(Recorded data)
----
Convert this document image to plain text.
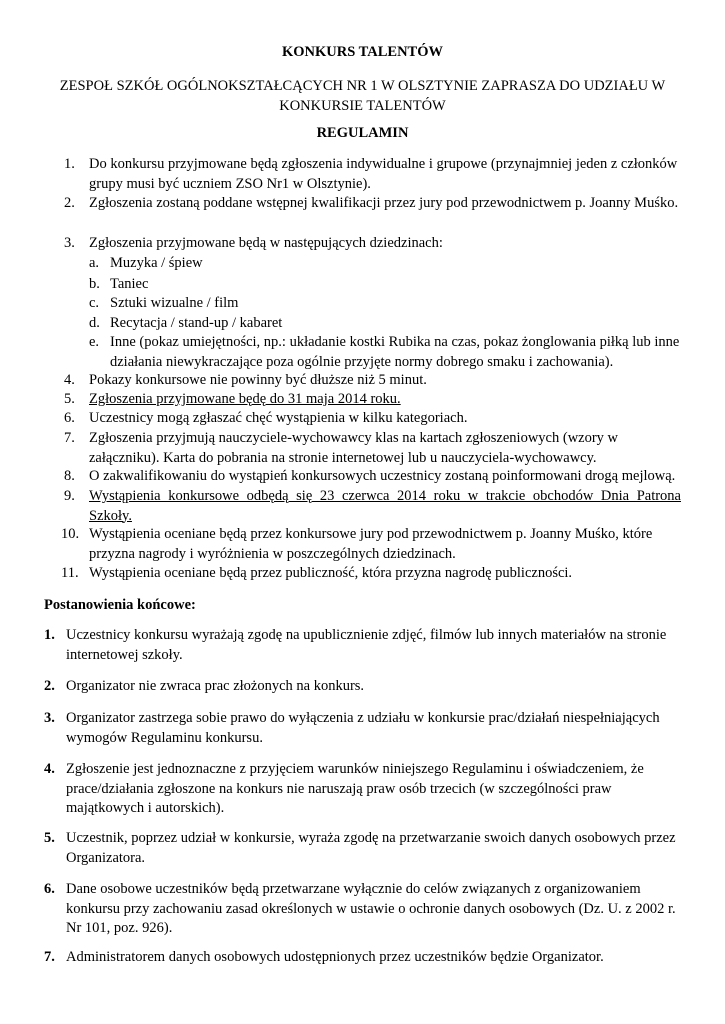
KONKURS TALENTÓW
ZESPOŁ SZKÓŁ OGÓLNOKSZTAŁCĄCYCH NR 1 W OLSZTYNIE ZAPRASZA DO UDZIAŁU W KONKURSIE TALENTÓW
REGULAMIN
1. Do konkursu przyjmowane będą zgłoszenia indywidualne i grupowe (przynajmniej jeden z członków grupy musi być uczniem ZSO Nr1 w Olsztynie).
2. Zgłoszenia zostaną poddane wstępnej kwalifikacji przez jury pod przewodnictwem p. Joanny Muśko.
3. Zgłoszenia przyjmowane będą w następujących dziedzinach:
a. Muzyka / śpiew
b. Taniec
c. Sztuki wizualne / film
d. Recytacja / stand-up / kabaret
e. Inne (pokaz umiejętności, np.: układanie kostki Rubika na czas, pokaz żonglowania piłką lub inne działania niewykraczające poza ogólnie przyjęte normy dobrego smaku i zachowania).
4. Pokazy konkursowe nie powinny być dłuższe niż 5 minut.
5. Zgłoszenia przyjmowane będę do 31 maja 2014 roku.
6. Uczestnicy mogą zgłaszać chęć wystąpienia w kilku kategoriach.
7. Zgłoszenia przyjmują nauczyciele-wychowawcy klas na kartach zgłoszeniowych (wzory w załączniku). Karta do pobrania na stronie internetowej lub u nauczyciela-wychowawcy.
8. O zakwalifikowaniu do wystąpień konkursowych uczestnicy zostaną poinformowani drogą mejlową.
9. Wystąpienia konkursowe odbędą się 23 czerwca 2014 roku w trakcie obchodów Dnia Patrona
Szkoły.
10. Wystąpienia oceniane będą przez konkursowe jury pod przewodnictwem p. Joanny Muśko, które przyzna nagrody i wyróżnienia w poszczególnych dziedzinach.
11. Wystąpienia oceniane będą przez publiczność, która przyzna nagrodę publiczności.
Postanowienia końcowe:
1. Uczestnicy konkursu wyrażają zgodę na upublicznienie zdjęć, filmów lub innych materiałów na stronie internetowej szkoły.
2. Organizator nie zwraca prac złożonych na konkurs.
3. Organizator zastrzega sobie prawo do wyłączenia z udziału w konkursie prac/działań niespełniających wymogów Regulaminu konkursu.
4. Zgłoszenie jest jednoznaczne z przyjęciem warunków niniejszego Regulaminu i oświadczeniem, że prace/działania zgłoszone na konkurs nie naruszają praw osób trzecich (w szczególności praw majątkowych i autorskich).
5. Uczestnik, poprzez udział w konkursie, wyraża zgodę na przetwarzanie swoich danych osobowych przez Organizatora.
6. Dane osobowe uczestników będą przetwarzane wyłącznie do celów związanych z organizowaniem konkursu przy zachowaniu zasad określonych w ustawie o ochronie danych osobowych (Dz. U. z 2002 r. Nr 101, poz. 926).
7. Administratorem danych osobowych udostępnionych przez uczestników będzie Organizator.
----
**WHAT IS NEEDED**
Copy out the entries verbatim and leave the images out.

**FINAL RESULT**
Convert this document image to plain text.
KONKURS TALENTÓW
ZESPOŁ SZKÓŁ OGÓLNOKSZTAŁCĄCYCH NR 1 W OLSZTYNIE ZAPRASZA DO UDZIAŁU W KONKURSIE TALENTÓW
REGULAMIN
1. Do konkursu przyjmowane będą zgłoszenia indywidualne i grupowe (przynajmniej jeden z członków grupy musi być uczniem ZSO Nr1 w Olsztynie).
2. Zgłoszenia zostaną poddane wstępnej kwalifikacji przez jury pod przewodnictwem p. Joanny Muśko.
3. Zgłoszenia przyjmowane będą w następujących dziedzinach:
a. Muzyka / śpiew
b. Taniec
c. Sztuki wizualne / film
d. Recytacja / stand-up / kabaret
e. Inne (pokaz umiejętności, np.: układanie kostki Rubika na czas, pokaz żonglowania piłką lub inne działania niewykraczające poza ogólnie przyjęte normy dobrego smaku i zachowania).
4. Pokazy konkursowe nie powinny być dłuższe niż 5 minut.
5. Zgłoszenia przyjmowane będę do 31 maja 2014 roku.
6. Uczestnicy mogą zgłaszać chęć wystąpienia w kilku kategoriach.
7. Zgłoszenia przyjmują nauczyciele-wychowawcy klas na kartach zgłoszeniowych (wzory w załączniku). Karta do pobrania na stronie internetowej lub u nauczyciela-wychowawcy.
8. O zakwalifikowaniu do wystąpień konkursowych uczestnicy zostaną poinformowani drogą mejlową.
9. Wystąpienia konkursowe odbędą się 23 czerwca 2014 roku w trakcie obchodów Dnia Patrona
Szkoły.
10. Wystąpienia oceniane będą przez konkursowe jury pod przewodnictwem p. Joanny Muśko, które przyzna nagrody i wyróżnienia w poszczególnych dziedzinach.
11. Wystąpienia oceniane będą przez publiczność, która przyzna nagrodę publiczności.
Postanowienia końcowe:
1. Uczestnicy konkursu wyrażają zgodę na upublicznienie zdjęć, filmów lub innych materiałów na stronie internetowej szkoły.
2. Organizator nie zwraca prac złożonych na konkurs.
3. Organizator zastrzega sobie prawo do wyłączenia z udziału w konkursie prac/działań niespełniających wymogów Regulaminu konkursu.
4. Zgłoszenie jest jednoznaczne z przyjęciem warunków niniejszego Regulaminu i oświadczeniem, że prace/działania zgłoszone na konkurs nie naruszają praw osób trzecich (w szczególności praw majątkowych i autorskich).
5. Uczestnik, poprzez udział w konkursie, wyraża zgodę na przetwarzanie swoich danych osobowych przez Organizatora.
6. Dane osobowe uczestników będą przetwarzane wyłącznie do celów związanych z organizowaniem konkursu przy zachowaniu zasad określonych w ustawie o ochronie danych osobowych (Dz. U. z 2002 r. Nr 101, poz. 926).
7. Administratorem danych osobowych udostępnionych przez uczestników będzie Organizator.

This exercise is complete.